┌────────
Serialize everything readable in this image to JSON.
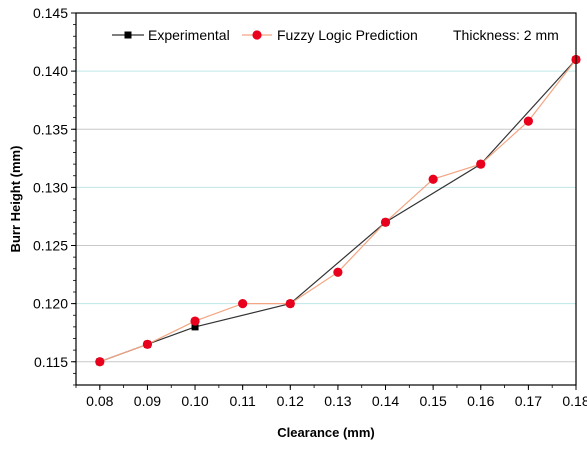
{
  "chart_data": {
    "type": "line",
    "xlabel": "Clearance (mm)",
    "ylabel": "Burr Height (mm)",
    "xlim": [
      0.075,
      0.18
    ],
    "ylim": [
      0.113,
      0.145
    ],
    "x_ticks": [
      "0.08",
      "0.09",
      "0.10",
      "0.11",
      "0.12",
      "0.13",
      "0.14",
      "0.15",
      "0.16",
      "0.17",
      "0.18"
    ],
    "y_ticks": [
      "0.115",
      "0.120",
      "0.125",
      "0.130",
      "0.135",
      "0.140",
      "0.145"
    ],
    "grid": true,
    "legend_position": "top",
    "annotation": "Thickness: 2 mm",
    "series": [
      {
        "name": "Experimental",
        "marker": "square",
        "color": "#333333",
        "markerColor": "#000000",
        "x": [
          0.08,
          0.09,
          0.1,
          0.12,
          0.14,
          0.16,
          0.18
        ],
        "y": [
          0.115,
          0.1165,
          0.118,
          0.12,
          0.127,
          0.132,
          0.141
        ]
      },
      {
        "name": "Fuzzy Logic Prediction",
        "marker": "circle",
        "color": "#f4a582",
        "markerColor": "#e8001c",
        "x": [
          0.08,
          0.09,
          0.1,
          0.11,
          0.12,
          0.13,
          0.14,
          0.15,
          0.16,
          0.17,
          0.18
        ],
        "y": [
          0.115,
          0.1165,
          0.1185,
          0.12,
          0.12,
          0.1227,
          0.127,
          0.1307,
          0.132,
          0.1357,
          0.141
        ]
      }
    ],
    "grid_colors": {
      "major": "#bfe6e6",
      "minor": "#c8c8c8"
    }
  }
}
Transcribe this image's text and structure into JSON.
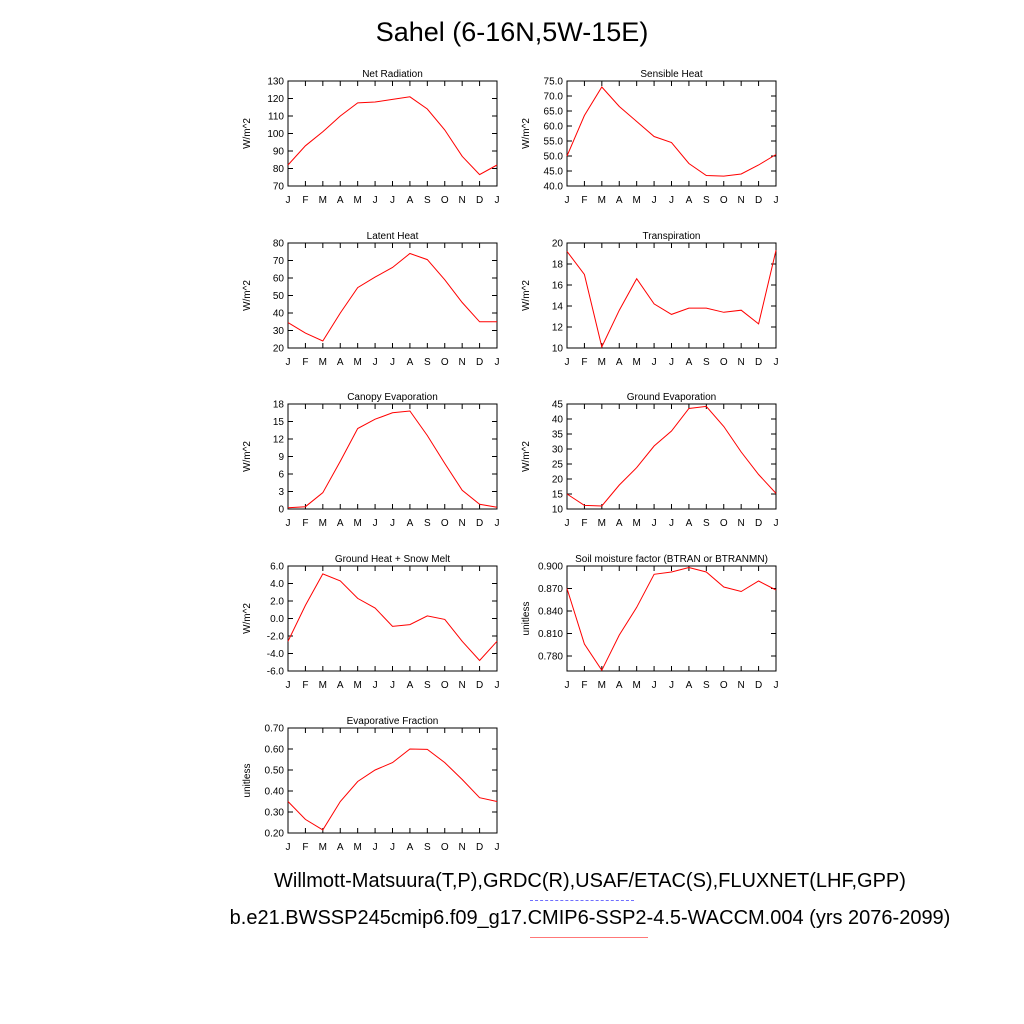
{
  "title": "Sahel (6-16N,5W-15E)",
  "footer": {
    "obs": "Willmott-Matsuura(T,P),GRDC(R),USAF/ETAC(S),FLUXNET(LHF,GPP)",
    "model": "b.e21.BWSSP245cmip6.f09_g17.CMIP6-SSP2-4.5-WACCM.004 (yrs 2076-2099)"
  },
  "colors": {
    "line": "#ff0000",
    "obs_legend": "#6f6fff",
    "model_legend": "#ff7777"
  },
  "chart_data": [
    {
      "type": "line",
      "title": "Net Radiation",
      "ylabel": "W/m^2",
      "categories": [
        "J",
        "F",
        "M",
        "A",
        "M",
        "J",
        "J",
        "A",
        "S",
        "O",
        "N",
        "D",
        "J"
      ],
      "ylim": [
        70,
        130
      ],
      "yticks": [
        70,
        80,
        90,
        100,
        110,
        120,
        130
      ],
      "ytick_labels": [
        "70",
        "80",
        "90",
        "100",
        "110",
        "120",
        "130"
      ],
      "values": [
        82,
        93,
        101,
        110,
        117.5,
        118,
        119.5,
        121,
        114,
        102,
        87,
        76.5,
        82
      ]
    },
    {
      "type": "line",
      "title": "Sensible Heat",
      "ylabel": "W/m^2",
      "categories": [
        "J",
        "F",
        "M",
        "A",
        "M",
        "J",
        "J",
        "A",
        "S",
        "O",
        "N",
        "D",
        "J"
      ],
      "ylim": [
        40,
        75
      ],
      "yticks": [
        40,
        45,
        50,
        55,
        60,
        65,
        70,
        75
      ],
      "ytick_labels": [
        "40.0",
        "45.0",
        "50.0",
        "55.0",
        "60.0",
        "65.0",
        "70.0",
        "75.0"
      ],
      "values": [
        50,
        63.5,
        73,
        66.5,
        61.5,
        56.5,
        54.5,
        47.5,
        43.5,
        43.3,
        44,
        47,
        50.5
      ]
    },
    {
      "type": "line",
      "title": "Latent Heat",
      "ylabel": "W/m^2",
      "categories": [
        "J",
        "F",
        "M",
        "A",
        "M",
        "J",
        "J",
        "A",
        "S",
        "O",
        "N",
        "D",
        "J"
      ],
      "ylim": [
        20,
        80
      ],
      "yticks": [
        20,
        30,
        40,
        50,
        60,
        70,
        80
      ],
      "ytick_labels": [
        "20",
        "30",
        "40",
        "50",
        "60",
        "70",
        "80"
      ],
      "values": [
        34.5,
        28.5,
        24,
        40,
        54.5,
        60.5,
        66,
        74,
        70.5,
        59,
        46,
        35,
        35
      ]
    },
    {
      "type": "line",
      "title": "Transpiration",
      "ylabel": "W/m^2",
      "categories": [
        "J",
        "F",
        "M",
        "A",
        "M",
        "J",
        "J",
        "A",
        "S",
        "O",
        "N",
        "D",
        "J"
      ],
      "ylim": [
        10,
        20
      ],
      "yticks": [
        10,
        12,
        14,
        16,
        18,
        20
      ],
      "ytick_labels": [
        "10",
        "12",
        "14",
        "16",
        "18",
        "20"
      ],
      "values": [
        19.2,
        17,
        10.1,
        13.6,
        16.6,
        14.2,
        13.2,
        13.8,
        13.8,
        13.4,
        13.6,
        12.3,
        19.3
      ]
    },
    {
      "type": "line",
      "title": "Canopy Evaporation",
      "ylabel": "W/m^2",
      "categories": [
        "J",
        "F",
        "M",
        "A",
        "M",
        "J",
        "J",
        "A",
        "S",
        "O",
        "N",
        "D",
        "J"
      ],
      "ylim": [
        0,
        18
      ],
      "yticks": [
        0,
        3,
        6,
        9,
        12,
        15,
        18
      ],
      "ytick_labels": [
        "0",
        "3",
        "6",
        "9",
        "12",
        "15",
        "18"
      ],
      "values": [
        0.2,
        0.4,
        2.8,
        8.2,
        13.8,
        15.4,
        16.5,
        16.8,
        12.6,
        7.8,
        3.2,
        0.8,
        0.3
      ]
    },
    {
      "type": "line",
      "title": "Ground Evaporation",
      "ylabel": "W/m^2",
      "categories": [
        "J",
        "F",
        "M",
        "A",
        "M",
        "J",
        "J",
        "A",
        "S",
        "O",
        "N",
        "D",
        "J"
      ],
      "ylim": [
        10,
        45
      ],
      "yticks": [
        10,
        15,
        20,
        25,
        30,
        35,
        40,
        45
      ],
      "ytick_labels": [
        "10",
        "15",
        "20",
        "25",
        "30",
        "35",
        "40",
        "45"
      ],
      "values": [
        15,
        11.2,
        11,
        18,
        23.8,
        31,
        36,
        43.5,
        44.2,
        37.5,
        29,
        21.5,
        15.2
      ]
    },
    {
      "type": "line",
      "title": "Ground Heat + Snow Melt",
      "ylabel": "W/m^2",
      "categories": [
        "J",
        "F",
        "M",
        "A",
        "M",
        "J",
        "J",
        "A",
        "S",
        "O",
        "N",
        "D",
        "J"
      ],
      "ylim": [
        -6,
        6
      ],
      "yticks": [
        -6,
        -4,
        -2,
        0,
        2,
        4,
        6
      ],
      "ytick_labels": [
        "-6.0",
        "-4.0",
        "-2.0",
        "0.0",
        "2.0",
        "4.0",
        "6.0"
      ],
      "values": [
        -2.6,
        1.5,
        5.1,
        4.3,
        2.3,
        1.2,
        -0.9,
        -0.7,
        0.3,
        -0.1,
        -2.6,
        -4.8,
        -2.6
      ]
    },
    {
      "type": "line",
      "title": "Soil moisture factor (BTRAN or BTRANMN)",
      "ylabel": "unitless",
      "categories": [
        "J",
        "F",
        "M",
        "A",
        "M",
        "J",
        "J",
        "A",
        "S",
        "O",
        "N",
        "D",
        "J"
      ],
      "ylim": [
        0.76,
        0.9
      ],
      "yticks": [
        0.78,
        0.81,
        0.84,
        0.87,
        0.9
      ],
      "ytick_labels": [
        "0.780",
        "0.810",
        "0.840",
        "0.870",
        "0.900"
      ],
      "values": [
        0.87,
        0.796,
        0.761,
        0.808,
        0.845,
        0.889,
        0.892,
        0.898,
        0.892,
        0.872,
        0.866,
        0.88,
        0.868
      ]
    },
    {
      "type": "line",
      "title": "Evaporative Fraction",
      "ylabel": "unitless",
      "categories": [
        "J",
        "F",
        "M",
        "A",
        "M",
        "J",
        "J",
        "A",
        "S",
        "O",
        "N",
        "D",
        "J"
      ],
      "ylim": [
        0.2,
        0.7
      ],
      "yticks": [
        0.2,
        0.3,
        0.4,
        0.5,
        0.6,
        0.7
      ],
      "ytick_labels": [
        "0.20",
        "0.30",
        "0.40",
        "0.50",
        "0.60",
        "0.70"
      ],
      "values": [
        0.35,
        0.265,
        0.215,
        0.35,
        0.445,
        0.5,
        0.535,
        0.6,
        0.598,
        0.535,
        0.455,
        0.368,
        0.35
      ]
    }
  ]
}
└────────
Written problem ▸
Where a line above contains the string "Ground", copy that line.

Task solution ▸
      "title": "Ground Evaporation",
      "title": "Ground Heat + Snow Melt",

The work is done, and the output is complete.